**WHAT IS BEING ASKED:** Track down every line below that holds "page" and copy it.

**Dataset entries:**
◇ ◇ ◇ ◇ ◇ ◇ ◇
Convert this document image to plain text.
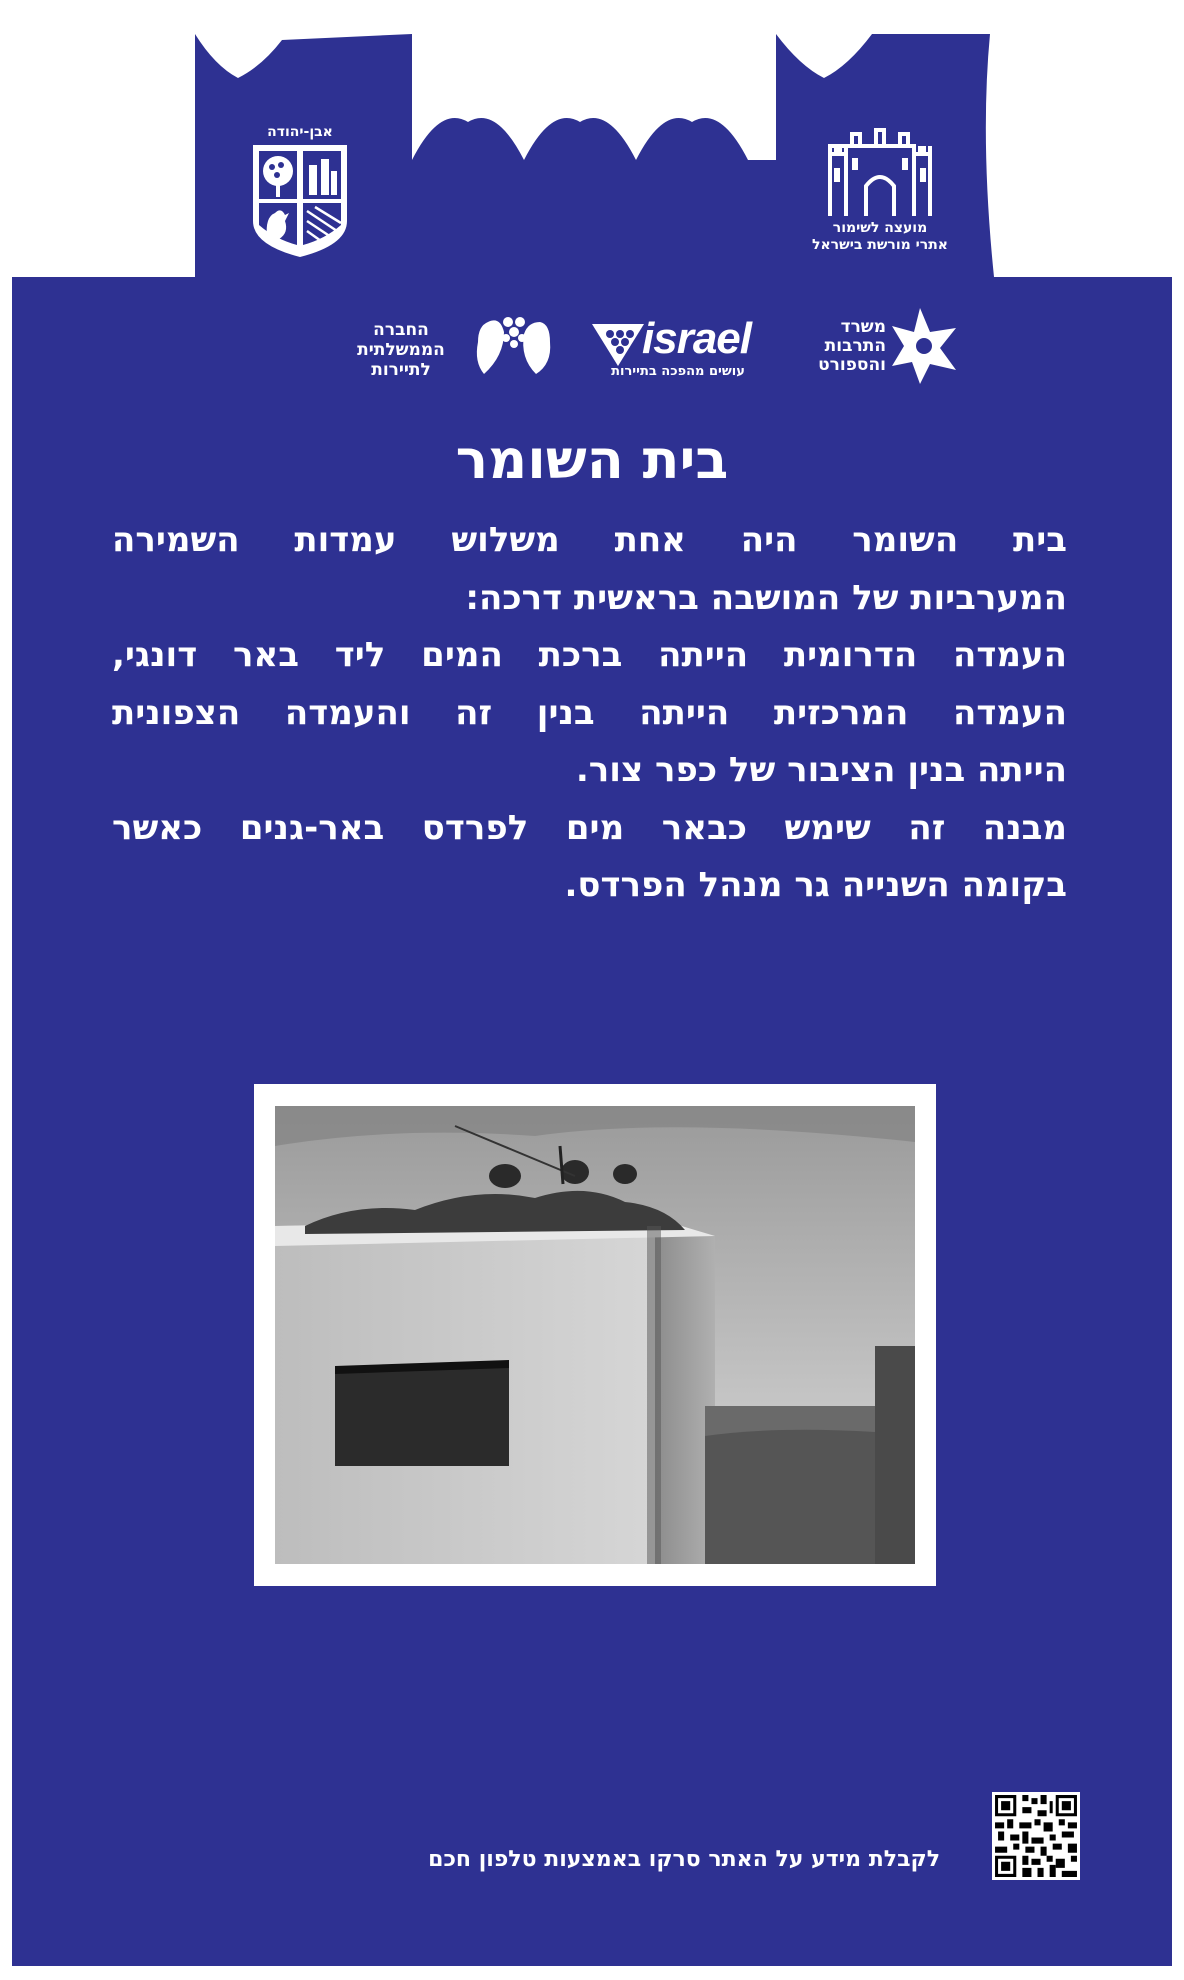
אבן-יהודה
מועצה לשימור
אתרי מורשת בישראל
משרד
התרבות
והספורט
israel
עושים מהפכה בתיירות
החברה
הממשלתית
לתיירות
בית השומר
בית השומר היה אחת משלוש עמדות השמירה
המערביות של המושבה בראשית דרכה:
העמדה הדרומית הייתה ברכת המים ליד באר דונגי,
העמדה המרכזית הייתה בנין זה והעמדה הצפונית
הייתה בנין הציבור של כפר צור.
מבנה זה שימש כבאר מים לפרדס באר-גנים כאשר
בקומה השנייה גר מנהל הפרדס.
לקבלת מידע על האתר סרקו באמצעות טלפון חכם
◇ ◇ ◇ ◇ ◇ ◇ ◇
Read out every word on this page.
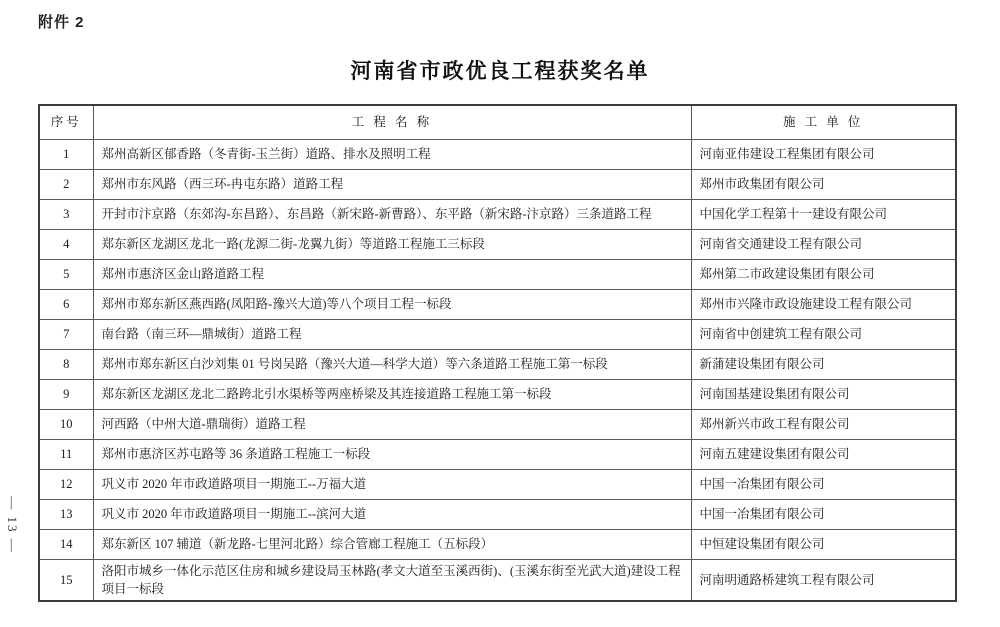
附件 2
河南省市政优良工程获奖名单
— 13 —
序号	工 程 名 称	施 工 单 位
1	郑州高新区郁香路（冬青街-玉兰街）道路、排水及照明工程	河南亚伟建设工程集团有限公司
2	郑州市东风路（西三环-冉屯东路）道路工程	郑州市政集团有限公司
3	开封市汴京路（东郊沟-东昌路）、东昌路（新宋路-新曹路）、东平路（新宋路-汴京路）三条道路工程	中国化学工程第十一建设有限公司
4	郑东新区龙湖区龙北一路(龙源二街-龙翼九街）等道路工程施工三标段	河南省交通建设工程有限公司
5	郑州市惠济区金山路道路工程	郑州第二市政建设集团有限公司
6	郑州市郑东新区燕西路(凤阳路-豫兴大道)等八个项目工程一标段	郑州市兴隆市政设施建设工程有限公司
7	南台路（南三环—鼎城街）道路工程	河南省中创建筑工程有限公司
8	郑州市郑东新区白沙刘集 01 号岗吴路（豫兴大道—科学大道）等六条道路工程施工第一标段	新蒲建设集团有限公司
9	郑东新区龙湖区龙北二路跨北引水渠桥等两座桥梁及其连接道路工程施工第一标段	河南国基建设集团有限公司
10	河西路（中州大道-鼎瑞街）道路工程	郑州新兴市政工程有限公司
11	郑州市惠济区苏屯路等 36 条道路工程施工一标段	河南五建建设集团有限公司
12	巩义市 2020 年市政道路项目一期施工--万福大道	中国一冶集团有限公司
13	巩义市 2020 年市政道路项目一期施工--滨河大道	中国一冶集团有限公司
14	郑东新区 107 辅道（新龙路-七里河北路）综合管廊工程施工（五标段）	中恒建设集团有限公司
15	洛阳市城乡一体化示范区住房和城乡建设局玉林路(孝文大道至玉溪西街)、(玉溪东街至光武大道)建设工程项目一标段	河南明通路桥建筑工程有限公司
◇ ◇ ◇ ◇ ◇ ◇ ◇
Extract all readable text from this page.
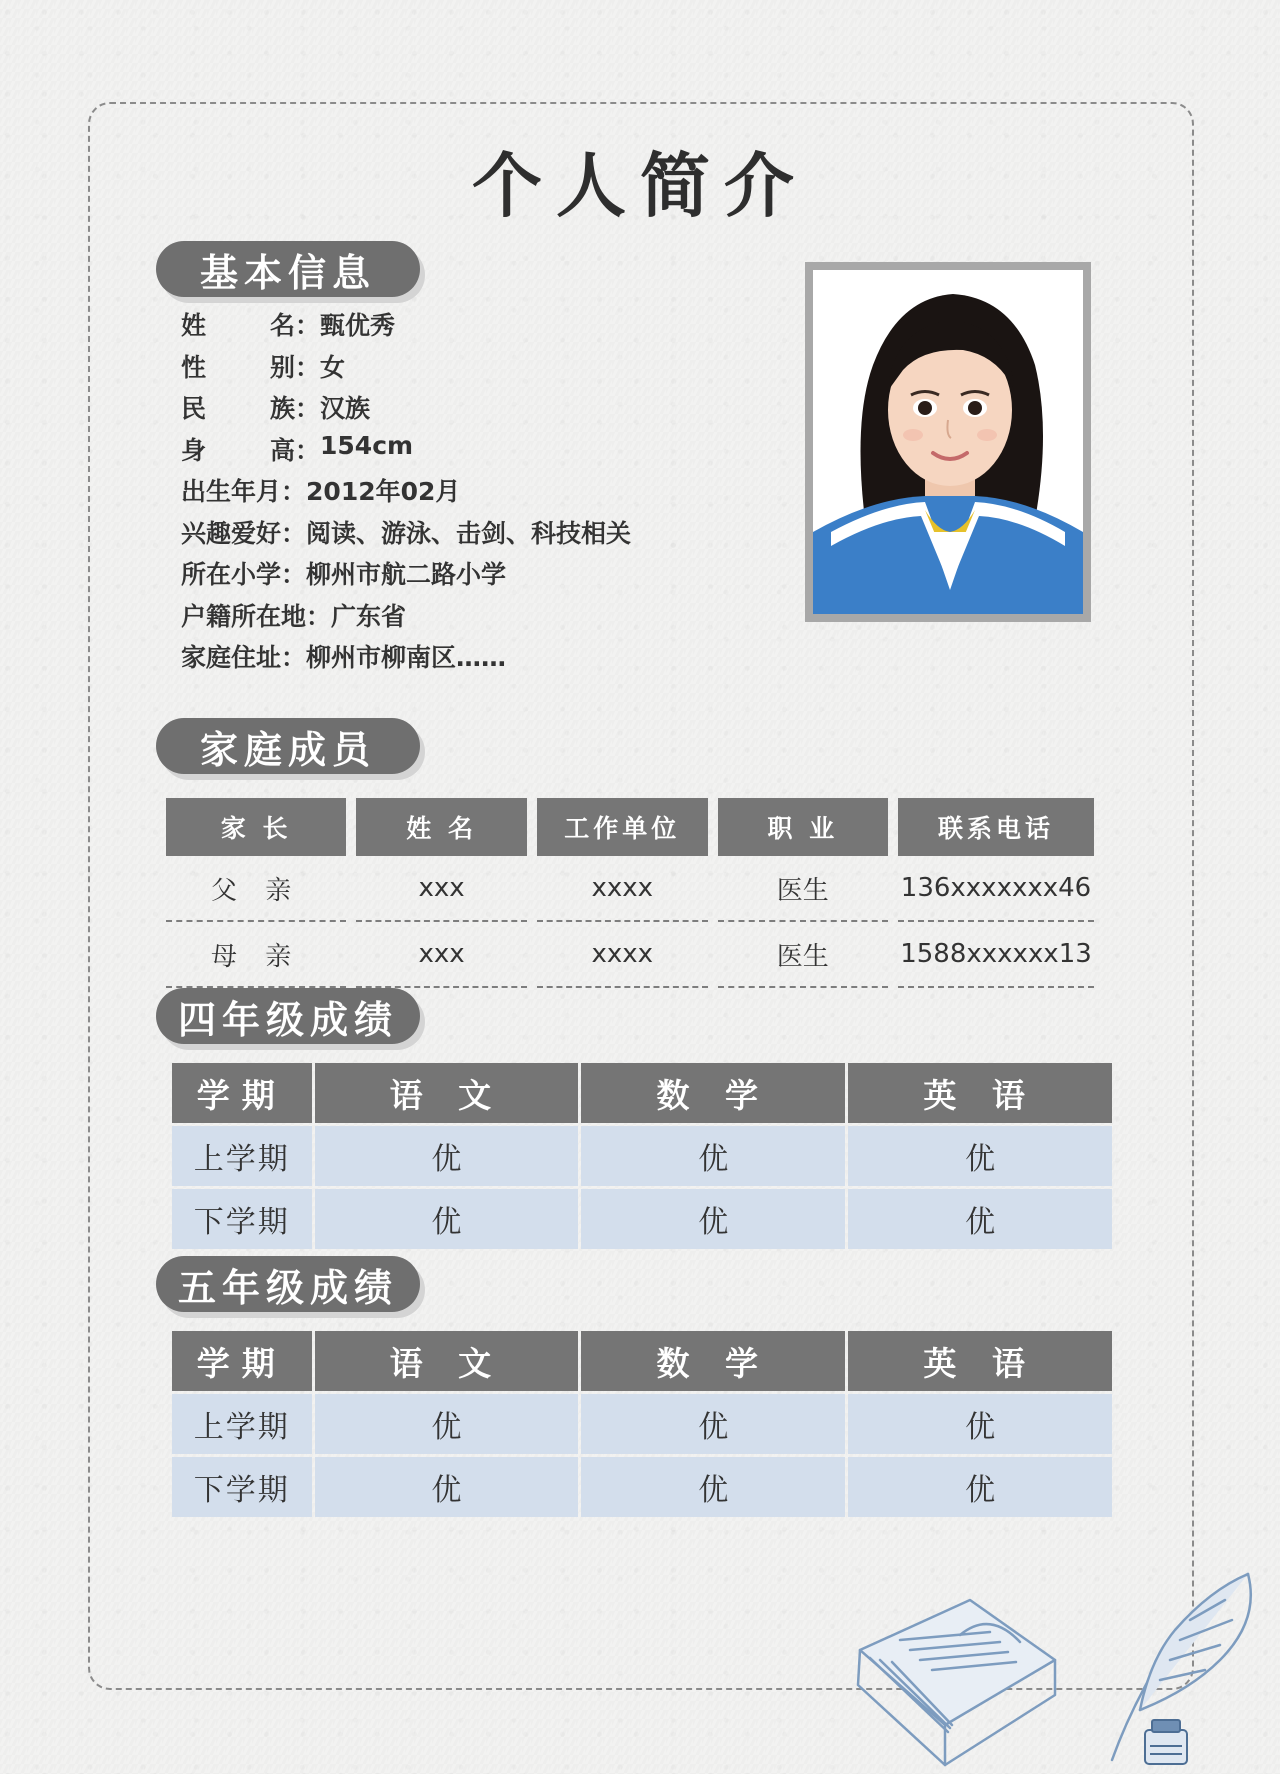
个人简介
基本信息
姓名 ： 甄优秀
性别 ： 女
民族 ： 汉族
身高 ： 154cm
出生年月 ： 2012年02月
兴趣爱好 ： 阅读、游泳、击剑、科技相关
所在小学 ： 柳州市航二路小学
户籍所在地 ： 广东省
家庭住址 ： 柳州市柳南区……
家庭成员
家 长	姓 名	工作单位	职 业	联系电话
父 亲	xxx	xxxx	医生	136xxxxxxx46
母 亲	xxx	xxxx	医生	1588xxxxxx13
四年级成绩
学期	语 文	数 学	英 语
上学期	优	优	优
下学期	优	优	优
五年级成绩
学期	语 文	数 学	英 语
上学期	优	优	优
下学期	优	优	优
◇ ◇ ◇ ◇ ◇ ◇ ◇
**EXERCISE RESULT:**
Read out every word on this page.
Extract all readable text from this page.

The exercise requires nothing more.